(Element placement data)
»»

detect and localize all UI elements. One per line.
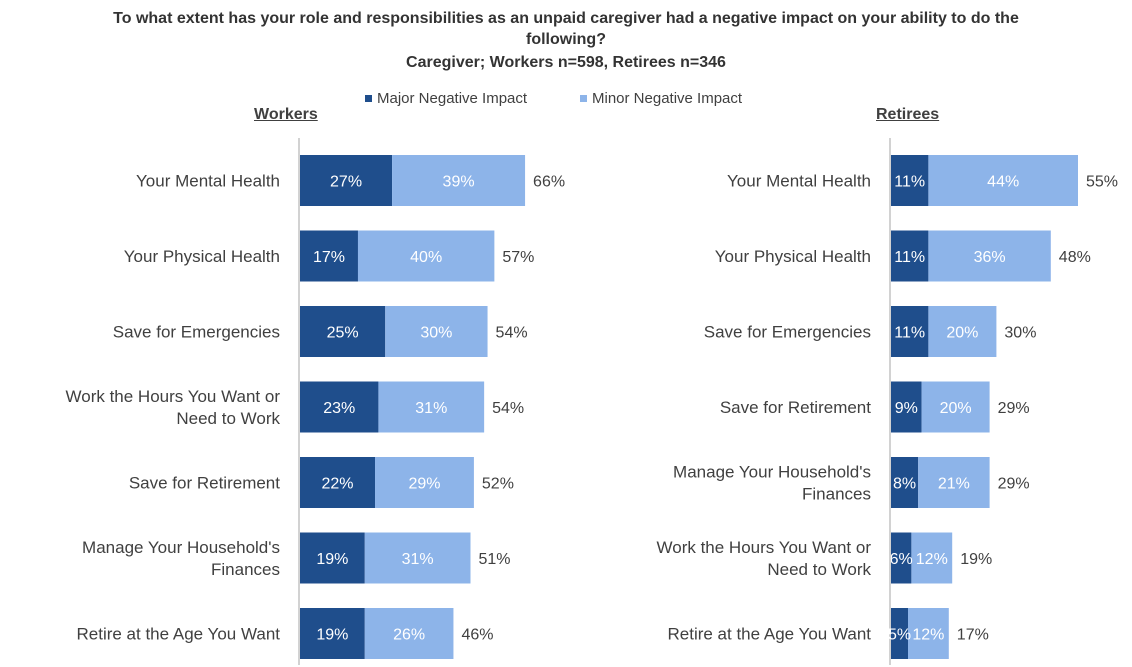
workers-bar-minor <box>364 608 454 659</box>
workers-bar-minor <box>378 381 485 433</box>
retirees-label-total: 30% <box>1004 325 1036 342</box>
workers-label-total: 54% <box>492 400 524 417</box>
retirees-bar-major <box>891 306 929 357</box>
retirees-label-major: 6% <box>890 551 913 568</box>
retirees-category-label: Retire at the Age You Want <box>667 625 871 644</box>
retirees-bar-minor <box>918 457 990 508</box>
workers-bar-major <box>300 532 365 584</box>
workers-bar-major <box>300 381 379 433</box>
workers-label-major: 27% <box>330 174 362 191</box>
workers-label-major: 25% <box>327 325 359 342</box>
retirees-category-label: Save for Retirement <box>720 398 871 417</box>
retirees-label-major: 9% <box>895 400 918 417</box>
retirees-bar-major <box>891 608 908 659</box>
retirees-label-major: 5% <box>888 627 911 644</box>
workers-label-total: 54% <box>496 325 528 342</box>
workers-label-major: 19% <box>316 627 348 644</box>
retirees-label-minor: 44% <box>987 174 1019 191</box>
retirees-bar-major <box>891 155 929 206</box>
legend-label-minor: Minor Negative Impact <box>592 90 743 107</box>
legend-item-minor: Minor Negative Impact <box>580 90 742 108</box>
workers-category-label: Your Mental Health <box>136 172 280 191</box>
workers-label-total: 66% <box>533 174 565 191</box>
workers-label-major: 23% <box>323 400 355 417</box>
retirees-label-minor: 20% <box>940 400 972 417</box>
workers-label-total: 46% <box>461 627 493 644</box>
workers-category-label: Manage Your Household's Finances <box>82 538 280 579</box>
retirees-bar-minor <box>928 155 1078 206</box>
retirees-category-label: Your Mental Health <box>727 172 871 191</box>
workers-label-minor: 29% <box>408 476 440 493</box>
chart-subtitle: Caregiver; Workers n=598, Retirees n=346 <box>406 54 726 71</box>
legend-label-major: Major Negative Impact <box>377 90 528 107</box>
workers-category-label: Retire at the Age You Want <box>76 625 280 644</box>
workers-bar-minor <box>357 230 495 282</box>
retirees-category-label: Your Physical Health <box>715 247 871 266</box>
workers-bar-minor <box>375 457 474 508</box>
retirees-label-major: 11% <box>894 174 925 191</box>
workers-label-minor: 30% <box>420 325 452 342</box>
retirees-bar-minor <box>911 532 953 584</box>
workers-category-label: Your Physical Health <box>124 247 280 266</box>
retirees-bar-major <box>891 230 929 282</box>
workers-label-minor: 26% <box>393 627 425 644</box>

««

Task to complete: Write out every line of the listing above without any change, leaving out the picture.

Finished exercise:
detect and localize all UI elements. One per line.
workers-bar-minor <box>364 608 454 659</box>
workers-bar-minor <box>378 381 485 433</box>
retirees-label-total: 30% <box>1004 325 1036 342</box>
workers-label-total: 54% <box>492 400 524 417</box>
retirees-bar-major <box>891 306 929 357</box>
retirees-label-major: 6% <box>890 551 913 568</box>
retirees-category-label: Retire at the Age You Want <box>667 625 871 644</box>
retirees-bar-minor <box>918 457 990 508</box>
workers-bar-major <box>300 532 365 584</box>
workers-bar-major <box>300 381 379 433</box>
workers-label-major: 27% <box>330 174 362 191</box>
workers-label-major: 25% <box>327 325 359 342</box>
retirees-category-label: Save for Retirement <box>720 398 871 417</box>
retirees-label-major: 9% <box>895 400 918 417</box>
retirees-bar-major <box>891 608 908 659</box>
retirees-label-major: 5% <box>888 627 911 644</box>
workers-label-total: 54% <box>496 325 528 342</box>
workers-label-major: 19% <box>316 627 348 644</box>
retirees-label-minor: 44% <box>987 174 1019 191</box>
retirees-bar-major <box>891 155 929 206</box>
legend-label-minor: Minor Negative Impact <box>592 90 743 107</box>
legend-item-minor: Minor Negative Impact <box>580 90 742 108</box>
workers-category-label: Your Mental Health <box>136 172 280 191</box>
workers-label-total: 66% <box>533 174 565 191</box>
workers-label-major: 23% <box>323 400 355 417</box>
retirees-label-minor: 20% <box>940 400 972 417</box>
workers-label-total: 46% <box>461 627 493 644</box>
workers-category-label: Manage Your Household's Finances <box>82 538 280 579</box>
retirees-bar-minor <box>928 155 1078 206</box>
retirees-category-label: Your Mental Health <box>727 172 871 191</box>
workers-label-minor: 29% <box>408 476 440 493</box>
chart-subtitle: Caregiver; Workers n=598, Retirees n=346 <box>406 54 726 71</box>
legend-label-major: Major Negative Impact <box>377 90 528 107</box>
workers-category-label: Retire at the Age You Want <box>76 625 280 644</box>
workers-bar-minor <box>357 230 495 282</box>
retirees-category-label: Your Physical Health <box>715 247 871 266</box>
workers-bar-minor <box>375 457 474 508</box>
retirees-label-major: 11% <box>894 174 925 191</box>
workers-label-minor: 30% <box>420 325 452 342</box>
retirees-bar-minor <box>911 532 953 584</box>
workers-category-label: Your Physical Health <box>124 247 280 266</box>
retirees-bar-major <box>891 230 929 282</box>
workers-label-minor: 26% <box>393 627 425 644</box>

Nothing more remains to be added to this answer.